Dettagli esercizio >>
Rispondi alle domande sull'estratto riportato più sotto, numerando le risposte come le domande.
1. Quanti anni ha Evaristo Blasutto il 29-2-'44?
2. Da quale albero pende il suo corpo, e in quale luogo?
3. In quale opera Gino Pieri riferisce il gesto di una donna sul cadavere di "Carlo", e che cosa fece la donna?

Quei giorni sulla Bernadia vissuti da “Carlo” e “Nina”

Ventinove febbraio: un vuoto nel calendario. Una voragine nella memoria. Evaristo Blasutto ha 18 anni, il 29-2-’44, quando Fritz Wunderle, il “boia di Colonia”, gli stringe il cappio intorno al collo....

Ventinove febbraio: un vuoto nel calendario. Una voragine nella memoria. Evaristo Blasutto ha 18 anni, il 29-2-’44, quando Fritz Wunderle, il “boia di Colonia”, gli stringe il cappio intorno al collo. Qualche minuto più tardi il corpo pende dal ramo di un pino di Villa Fior, nel centro di Nimis. Accanto, Tarcisio Cecutto, “Carlo”, 21 anni, e Gianni Buttolo, 24.

In Storie di partigiani, Gino Pieri riferisce che una donna si accanì con l’ombrello sul cadavere di “Carlo”. Da allora, sulle figure dei tre partigiani si è abbattuta una sequela di oltraggi.

Righe fornite >>

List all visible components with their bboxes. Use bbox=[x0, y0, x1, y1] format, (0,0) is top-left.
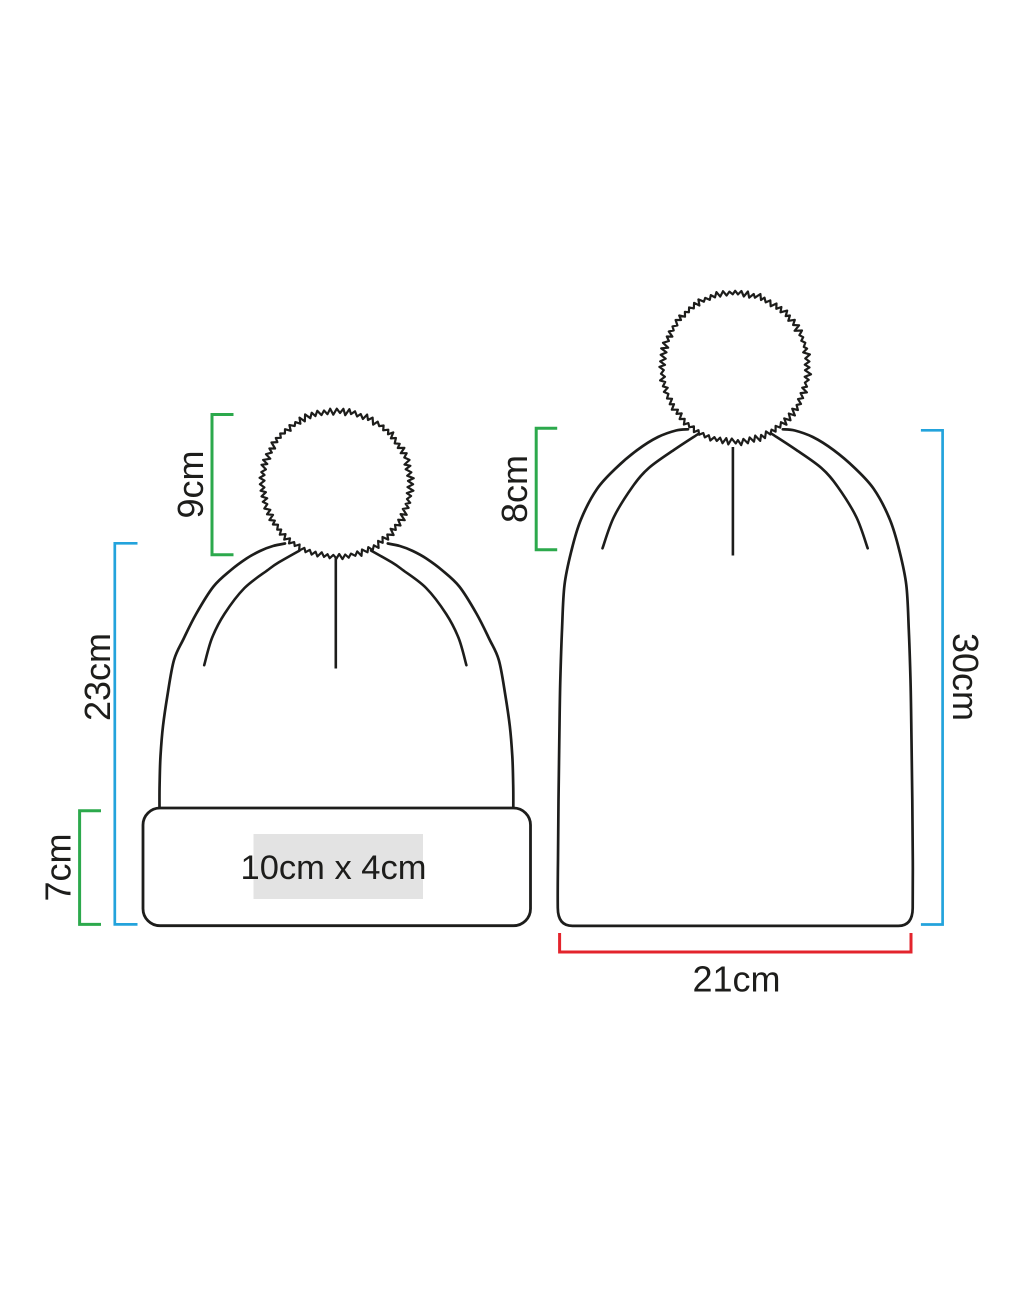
svg-text:23cm: 23cm bbox=[77, 633, 118, 721]
svg-text:21cm: 21cm bbox=[692, 959, 780, 1000]
svg-text:8cm: 8cm bbox=[494, 455, 535, 523]
svg-text:10cm x 4cm: 10cm x 4cm bbox=[241, 849, 427, 887]
svg-text:30cm: 30cm bbox=[945, 633, 986, 721]
svg-text:7cm: 7cm bbox=[38, 833, 79, 901]
svg-text:9cm: 9cm bbox=[170, 450, 211, 518]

Risposta scritta >>
1. Ha 18 anni.
2. Pende dal ramo di un pino di Villa Fior, nel centro di Nimis.
3. In Storie di partigiani. La donna si accanì con l'ombrello sul cadavere.